[Data listing]
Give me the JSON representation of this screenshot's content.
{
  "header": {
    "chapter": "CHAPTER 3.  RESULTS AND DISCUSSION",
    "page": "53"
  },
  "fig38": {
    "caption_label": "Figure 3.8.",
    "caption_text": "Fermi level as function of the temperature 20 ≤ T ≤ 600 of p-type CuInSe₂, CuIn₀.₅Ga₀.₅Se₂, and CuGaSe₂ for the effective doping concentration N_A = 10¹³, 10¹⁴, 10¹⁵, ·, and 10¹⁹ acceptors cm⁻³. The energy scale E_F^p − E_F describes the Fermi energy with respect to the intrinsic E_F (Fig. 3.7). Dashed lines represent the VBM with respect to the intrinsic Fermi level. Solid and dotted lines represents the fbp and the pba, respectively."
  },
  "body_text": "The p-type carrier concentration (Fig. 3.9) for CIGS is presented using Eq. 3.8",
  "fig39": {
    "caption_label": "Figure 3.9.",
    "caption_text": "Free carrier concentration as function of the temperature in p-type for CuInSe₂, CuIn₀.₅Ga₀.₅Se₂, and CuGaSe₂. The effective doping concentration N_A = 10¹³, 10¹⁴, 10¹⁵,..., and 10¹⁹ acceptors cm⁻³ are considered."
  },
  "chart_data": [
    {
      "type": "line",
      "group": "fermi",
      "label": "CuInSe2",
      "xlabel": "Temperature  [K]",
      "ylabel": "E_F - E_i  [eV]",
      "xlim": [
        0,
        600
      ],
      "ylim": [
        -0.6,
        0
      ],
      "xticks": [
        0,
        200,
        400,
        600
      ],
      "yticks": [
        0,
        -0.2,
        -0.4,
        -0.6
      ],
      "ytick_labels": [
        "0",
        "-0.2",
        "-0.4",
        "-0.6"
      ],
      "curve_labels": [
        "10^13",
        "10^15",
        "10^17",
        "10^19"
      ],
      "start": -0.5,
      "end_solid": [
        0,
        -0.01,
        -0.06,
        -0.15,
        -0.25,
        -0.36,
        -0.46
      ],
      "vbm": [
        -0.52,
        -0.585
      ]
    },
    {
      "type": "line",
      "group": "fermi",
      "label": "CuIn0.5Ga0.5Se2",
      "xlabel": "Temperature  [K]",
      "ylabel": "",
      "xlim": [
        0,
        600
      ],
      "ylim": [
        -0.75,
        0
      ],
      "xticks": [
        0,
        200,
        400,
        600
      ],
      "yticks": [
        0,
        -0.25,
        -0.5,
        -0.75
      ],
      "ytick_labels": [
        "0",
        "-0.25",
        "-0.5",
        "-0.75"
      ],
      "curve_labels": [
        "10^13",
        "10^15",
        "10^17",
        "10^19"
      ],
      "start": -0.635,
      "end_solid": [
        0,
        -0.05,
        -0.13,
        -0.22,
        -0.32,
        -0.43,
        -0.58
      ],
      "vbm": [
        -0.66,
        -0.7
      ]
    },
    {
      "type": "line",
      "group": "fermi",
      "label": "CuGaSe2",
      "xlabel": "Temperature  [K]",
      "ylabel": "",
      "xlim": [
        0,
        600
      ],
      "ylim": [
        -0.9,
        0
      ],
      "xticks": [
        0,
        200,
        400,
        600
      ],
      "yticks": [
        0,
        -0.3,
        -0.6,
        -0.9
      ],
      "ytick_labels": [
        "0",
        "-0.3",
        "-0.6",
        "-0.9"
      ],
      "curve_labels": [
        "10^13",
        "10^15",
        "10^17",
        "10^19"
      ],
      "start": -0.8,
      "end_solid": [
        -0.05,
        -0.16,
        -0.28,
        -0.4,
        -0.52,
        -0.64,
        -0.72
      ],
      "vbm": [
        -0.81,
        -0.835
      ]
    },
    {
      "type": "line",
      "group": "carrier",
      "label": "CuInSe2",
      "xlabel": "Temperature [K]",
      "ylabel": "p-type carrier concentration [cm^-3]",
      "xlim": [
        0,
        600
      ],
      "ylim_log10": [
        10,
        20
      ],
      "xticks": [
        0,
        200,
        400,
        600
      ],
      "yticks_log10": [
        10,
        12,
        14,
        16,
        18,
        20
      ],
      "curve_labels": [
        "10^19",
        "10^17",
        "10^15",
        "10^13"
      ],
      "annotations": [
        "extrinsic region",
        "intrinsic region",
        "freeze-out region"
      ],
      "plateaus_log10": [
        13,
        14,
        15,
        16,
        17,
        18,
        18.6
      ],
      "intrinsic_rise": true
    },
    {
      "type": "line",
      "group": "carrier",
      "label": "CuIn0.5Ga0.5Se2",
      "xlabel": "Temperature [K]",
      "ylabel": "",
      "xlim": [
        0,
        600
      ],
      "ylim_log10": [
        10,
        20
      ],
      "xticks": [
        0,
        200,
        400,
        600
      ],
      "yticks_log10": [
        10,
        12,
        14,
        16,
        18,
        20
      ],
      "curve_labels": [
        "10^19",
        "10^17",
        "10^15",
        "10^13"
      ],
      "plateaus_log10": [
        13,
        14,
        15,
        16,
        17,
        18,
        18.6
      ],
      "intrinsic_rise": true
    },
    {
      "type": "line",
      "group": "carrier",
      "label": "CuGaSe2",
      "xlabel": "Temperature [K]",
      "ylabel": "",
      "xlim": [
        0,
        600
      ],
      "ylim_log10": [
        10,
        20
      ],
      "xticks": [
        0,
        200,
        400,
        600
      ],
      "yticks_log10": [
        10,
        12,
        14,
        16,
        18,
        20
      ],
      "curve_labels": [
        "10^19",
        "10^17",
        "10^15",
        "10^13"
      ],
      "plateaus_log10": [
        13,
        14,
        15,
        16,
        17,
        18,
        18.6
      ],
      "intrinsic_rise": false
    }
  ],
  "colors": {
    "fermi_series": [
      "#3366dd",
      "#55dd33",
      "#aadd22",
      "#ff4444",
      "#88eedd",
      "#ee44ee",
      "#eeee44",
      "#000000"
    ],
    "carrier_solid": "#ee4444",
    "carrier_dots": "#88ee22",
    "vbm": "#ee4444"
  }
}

## EXERCISE DESCRIPTION:
Every entry should be printed again exactly as it stands.

## RESULT FOR THIS EXERCISE:
Give me the JSON representation of this screenshot's content.
{
  "header": {
    "chapter": "CHAPTER 3.  RESULTS AND DISCUSSION",
    "page": "53"
  },
  "fig38": {
    "caption_label": "Figure 3.8.",
    "caption_text": "Fermi level as function of the temperature 20 ≤ T ≤ 600 of p-type CuInSe₂, CuIn₀.₅Ga₀.₅Se₂, and CuGaSe₂ for the effective doping concentration N_A = 10¹³, 10¹⁴, 10¹⁵, ·, and 10¹⁹ acceptors cm⁻³. The energy scale E_F^p − E_F describes the Fermi energy with respect to the intrinsic E_F (Fig. 3.7). Dashed lines represent the VBM with respect to the intrinsic Fermi level. Solid and dotted lines represents the fbp and the pba, respectively."
  },
  "body_text": "The p-type carrier concentration (Fig. 3.9) for CIGS is presented using Eq. 3.8",
  "fig39": {
    "caption_label": "Figure 3.9.",
    "caption_text": "Free carrier concentration as function of the temperature in p-type for CuInSe₂, CuIn₀.₅Ga₀.₅Se₂, and CuGaSe₂. The effective doping concentration N_A = 10¹³, 10¹⁴, 10¹⁵,..., and 10¹⁹ acceptors cm⁻³ are considered."
  },
  "chart_data": [
    {
      "type": "line",
      "group": "fermi",
      "label": "CuInSe2",
      "xlabel": "Temperature  [K]",
      "ylabel": "E_F - E_i  [eV]",
      "xlim": [
        0,
        600
      ],
      "ylim": [
        -0.6,
        0
      ],
      "xticks": [
        0,
        200,
        400,
        600
      ],
      "yticks": [
        0,
        -0.2,
        -0.4,
        -0.6
      ],
      "ytick_labels": [
        "0",
        "-0.2",
        "-0.4",
        "-0.6"
      ],
      "curve_labels": [
        "10^13",
        "10^15",
        "10^17",
        "10^19"
      ],
      "start": -0.5,
      "end_solid": [
        0,
        -0.01,
        -0.06,
        -0.15,
        -0.25,
        -0.36,
        -0.46
      ],
      "vbm": [
        -0.52,
        -0.585
      ]
    },
    {
      "type": "line",
      "group": "fermi",
      "label": "CuIn0.5Ga0.5Se2",
      "xlabel": "Temperature  [K]",
      "ylabel": "",
      "xlim": [
        0,
        600
      ],
      "ylim": [
        -0.75,
        0
      ],
      "xticks": [
        0,
        200,
        400,
        600
      ],
      "yticks": [
        0,
        -0.25,
        -0.5,
        -0.75
      ],
      "ytick_labels": [
        "0",
        "-0.25",
        "-0.5",
        "-0.75"
      ],
      "curve_labels": [
        "10^13",
        "10^15",
        "10^17",
        "10^19"
      ],
      "start": -0.635,
      "end_solid": [
        0,
        -0.05,
        -0.13,
        -0.22,
        -0.32,
        -0.43,
        -0.58
      ],
      "vbm": [
        -0.66,
        -0.7
      ]
    },
    {
      "type": "line",
      "group": "fermi",
      "label": "CuGaSe2",
      "xlabel": "Temperature  [K]",
      "ylabel": "",
      "xlim": [
        0,
        600
      ],
      "ylim": [
        -0.9,
        0
      ],
      "xticks": [
        0,
        200,
        400,
        600
      ],
      "yticks": [
        0,
        -0.3,
        -0.6,
        -0.9
      ],
      "ytick_labels": [
        "0",
        "-0.3",
        "-0.6",
        "-0.9"
      ],
      "curve_labels": [
        "10^13",
        "10^15",
        "10^17",
        "10^19"
      ],
      "start": -0.8,
      "end_solid": [
        -0.05,
        -0.16,
        -0.28,
        -0.4,
        -0.52,
        -0.64,
        -0.72
      ],
      "vbm": [
        -0.81,
        -0.835
      ]
    },
    {
      "type": "line",
      "group": "carrier",
      "label": "CuInSe2",
      "xlabel": "Temperature [K]",
      "ylabel": "p-type carrier concentration [cm^-3]",
      "xlim": [
        0,
        600
      ],
      "ylim_log10": [
        10,
        20
      ],
      "xticks": [
        0,
        200,
        400,
        600
      ],
      "yticks_log10": [
        10,
        12,
        14,
        16,
        18,
        20
      ],
      "curve_labels": [
        "10^19",
        "10^17",
        "10^15",
        "10^13"
      ],
      "annotations": [
        "extrinsic region",
        "intrinsic region",
        "freeze-out region"
      ],
      "plateaus_log10": [
        13,
        14,
        15,
        16,
        17,
        18,
        18.6
      ],
      "intrinsic_rise": true
    },
    {
      "type": "line",
      "group": "carrier",
      "label": "CuIn0.5Ga0.5Se2",
      "xlabel": "Temperature [K]",
      "ylabel": "",
      "xlim": [
        0,
        600
      ],
      "ylim_log10": [
        10,
        20
      ],
      "xticks": [
        0,
        200,
        400,
        600
      ],
      "yticks_log10": [
        10,
        12,
        14,
        16,
        18,
        20
      ],
      "curve_labels": [
        "10^19",
        "10^17",
        "10^15",
        "10^13"
      ],
      "plateaus_log10": [
        13,
        14,
        15,
        16,
        17,
        18,
        18.6
      ],
      "intrinsic_rise": true
    },
    {
      "type": "line",
      "group": "carrier",
      "label": "CuGaSe2",
      "xlabel": "Temperature [K]",
      "ylabel": "",
      "xlim": [
        0,
        600
      ],
      "ylim_log10": [
        10,
        20
      ],
      "xticks": [
        0,
        200,
        400,
        600
      ],
      "yticks_log10": [
        10,
        12,
        14,
        16,
        18,
        20
      ],
      "curve_labels": [
        "10^19",
        "10^17",
        "10^15",
        "10^13"
      ],
      "plateaus_log10": [
        13,
        14,
        15,
        16,
        17,
        18,
        18.6
      ],
      "intrinsic_rise": false
    }
  ],
  "colors": {
    "fermi_series": [
      "#3366dd",
      "#55dd33",
      "#aadd22",
      "#ff4444",
      "#88eedd",
      "#ee44ee",
      "#eeee44",
      "#000000"
    ],
    "carrier_solid": "#ee4444",
    "carrier_dots": "#88ee22",
    "vbm": "#ee4444"
  }
}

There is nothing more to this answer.